*Work task*
From the entries below, return every line that includes the word "median".

Entries from a visual dataset
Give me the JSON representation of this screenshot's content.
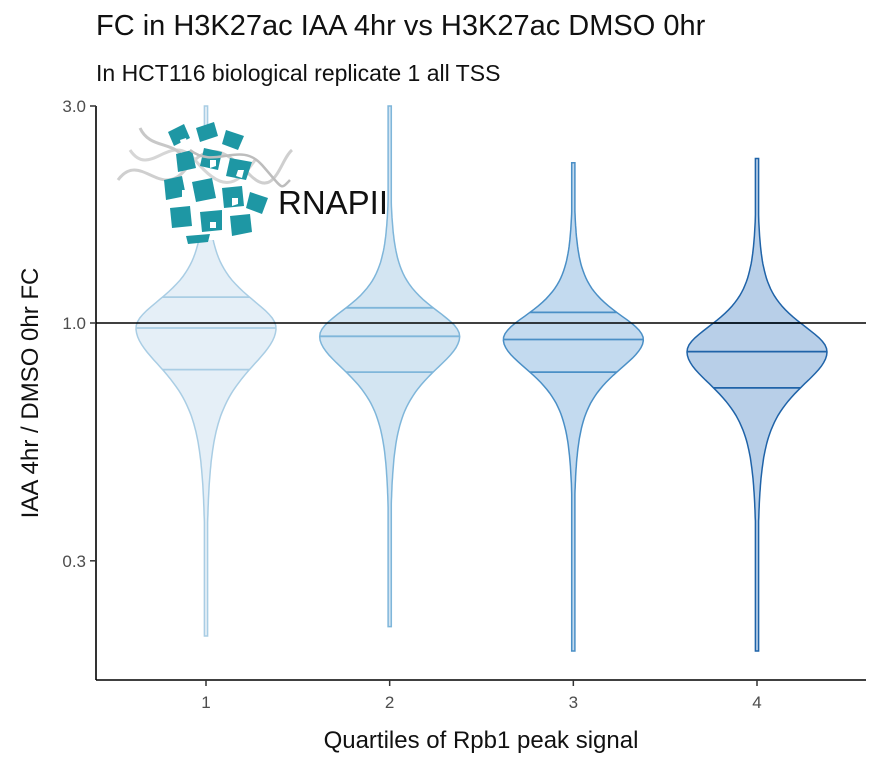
{
  "chart_data": {
    "type": "violin",
    "title": "FC in H3K27ac IAA 4hr vs H3K27ac DMSO 0hr",
    "subtitle": "In HCT116 biological replicate 1 all TSS",
    "xlabel": "Quartiles of Rpb1 peak signal",
    "ylabel": "IAA 4hr / DMSO 0hr FC",
    "y_scale": "log",
    "y_range": [
      0.17,
      3.0
    ],
    "y_ticks": [
      0.3,
      1.0,
      3.0
    ],
    "y_tick_labels": [
      "0.3",
      "1.0",
      "3.0"
    ],
    "categories": [
      "1",
      "2",
      "3",
      "4"
    ],
    "reference_line": 1.0,
    "annotation": {
      "label": "RNAPII",
      "icon": "rnapii-protein-icon"
    },
    "violins": [
      {
        "category": "1",
        "fill": "#e5eff7",
        "stroke": "#a9cde4",
        "min": 0.205,
        "max": 3.0,
        "q1": 0.79,
        "median": 0.975,
        "q3": 1.14
      },
      {
        "category": "2",
        "fill": "#d3e5f2",
        "stroke": "#7fb6da",
        "min": 0.215,
        "max": 3.0,
        "q1": 0.78,
        "median": 0.935,
        "q3": 1.08
      },
      {
        "category": "3",
        "fill": "#c3daef",
        "stroke": "#4a8fc6",
        "min": 0.19,
        "max": 2.25,
        "q1": 0.78,
        "median": 0.92,
        "q3": 1.055
      },
      {
        "category": "4",
        "fill": "#b8cfe8",
        "stroke": "#1f63a8",
        "min": 0.19,
        "max": 2.3,
        "q1": 0.72,
        "median": 0.865,
        "q3": 1.0
      }
    ]
  }
}
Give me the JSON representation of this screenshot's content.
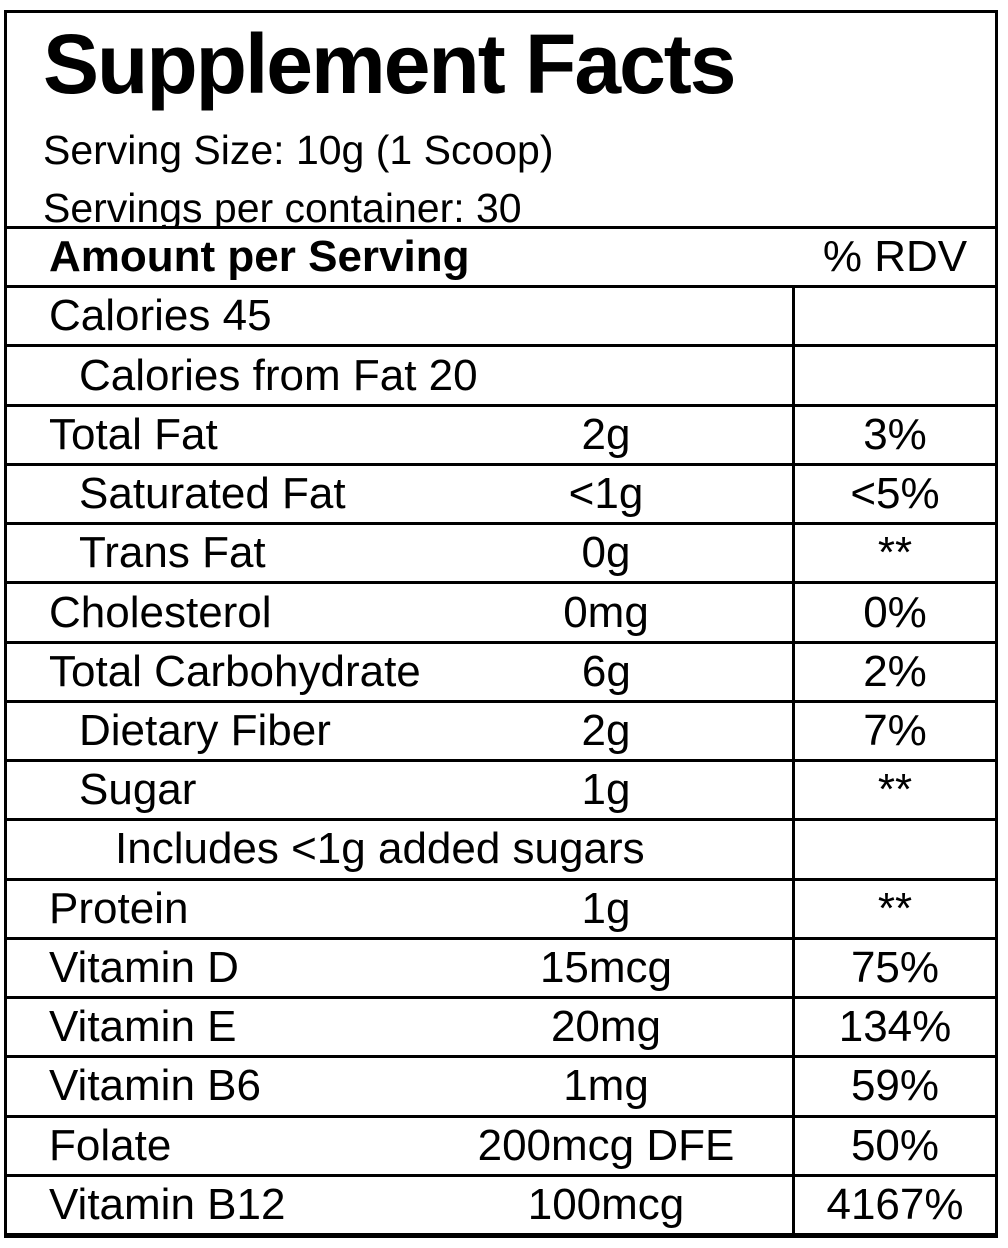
{
  "colors": {
    "text": "#000000",
    "background": "#ffffff",
    "border": "#000000"
  },
  "label": {
    "title": "Supplement Facts",
    "serving_size": "Serving Size: 10g (1 Scoop)",
    "servings_per_container": "Servings per container: 30"
  },
  "table": {
    "header": {
      "amount_col": "Amount per Serving",
      "rdv_col": "% RDV"
    },
    "rows": [
      {
        "name": "Calories 45",
        "amount": "",
        "rdv": "",
        "indent": 0
      },
      {
        "name": "Calories from Fat 20",
        "amount": "",
        "rdv": "",
        "indent": 1
      },
      {
        "name": "Total Fat",
        "amount": "2g",
        "rdv": "3%",
        "indent": 0
      },
      {
        "name": "Saturated Fat",
        "amount": "<1g",
        "rdv": "<5%",
        "indent": 1
      },
      {
        "name": "Trans Fat",
        "amount": "0g",
        "rdv": "**",
        "indent": 1
      },
      {
        "name": "Cholesterol",
        "amount": "0mg",
        "rdv": "0%",
        "indent": 0
      },
      {
        "name": "Total Carbohydrate",
        "amount": "6g",
        "rdv": "2%",
        "indent": 0
      },
      {
        "name": "Dietary Fiber",
        "amount": "2g",
        "rdv": "7%",
        "indent": 1
      },
      {
        "name": "Sugar",
        "amount": "1g",
        "rdv": "**",
        "indent": 1
      },
      {
        "name": "Includes <1g added sugars",
        "amount": "",
        "rdv": "",
        "indent": 2
      },
      {
        "name": "Protein",
        "amount": "1g",
        "rdv": "**",
        "indent": 0
      },
      {
        "name": "Vitamin D",
        "amount": "15mcg",
        "rdv": "75%",
        "indent": 0
      },
      {
        "name": "Vitamin E",
        "amount": "20mg",
        "rdv": "134%",
        "indent": 0
      },
      {
        "name": "Vitamin B6",
        "amount": "1mg",
        "rdv": "59%",
        "indent": 0
      },
      {
        "name": "Folate",
        "amount": "200mcg DFE",
        "rdv": "50%",
        "indent": 0
      },
      {
        "name": "Vitamin B12",
        "amount": "100mcg",
        "rdv": "4167%",
        "indent": 0
      }
    ]
  }
}
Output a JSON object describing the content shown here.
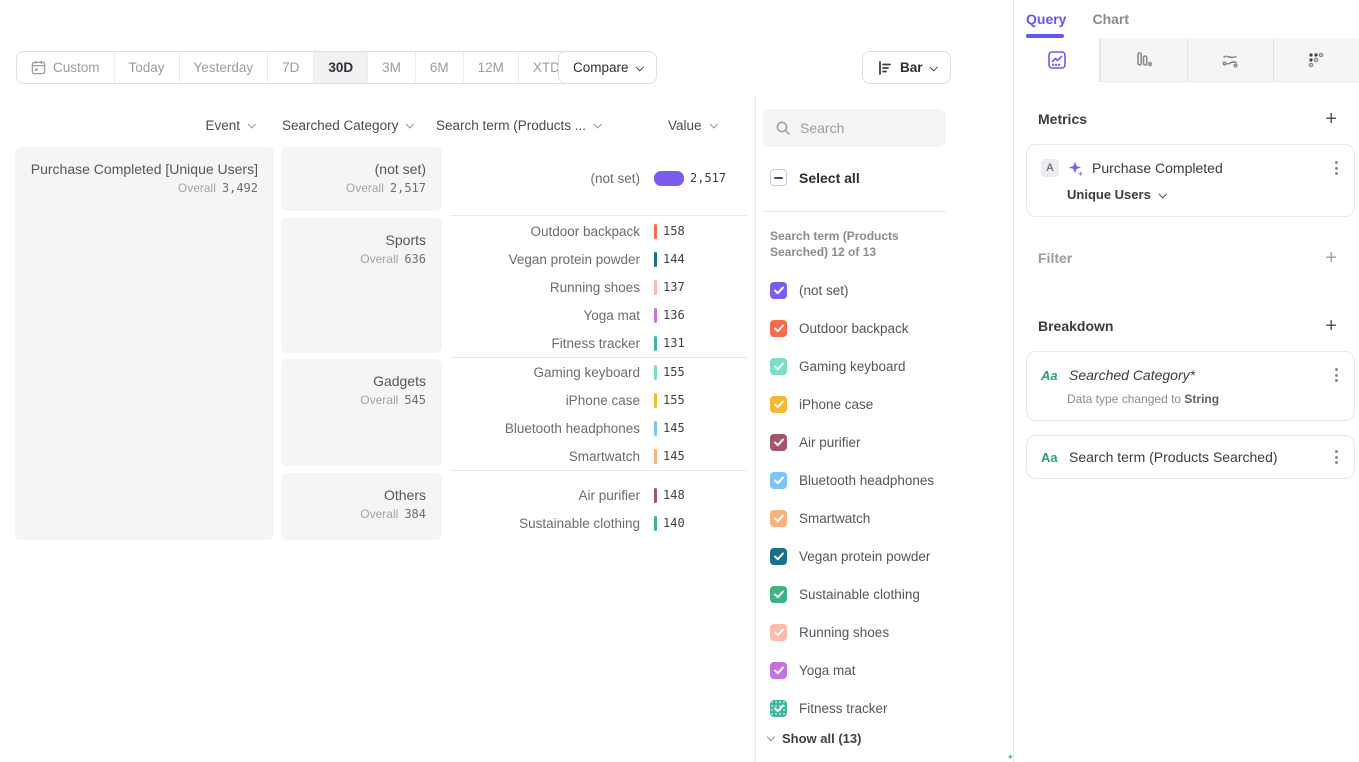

*Result below*
        "median": 0.975,
        "median": 0.935,
        "median": 0.92,
        "median": 0.865,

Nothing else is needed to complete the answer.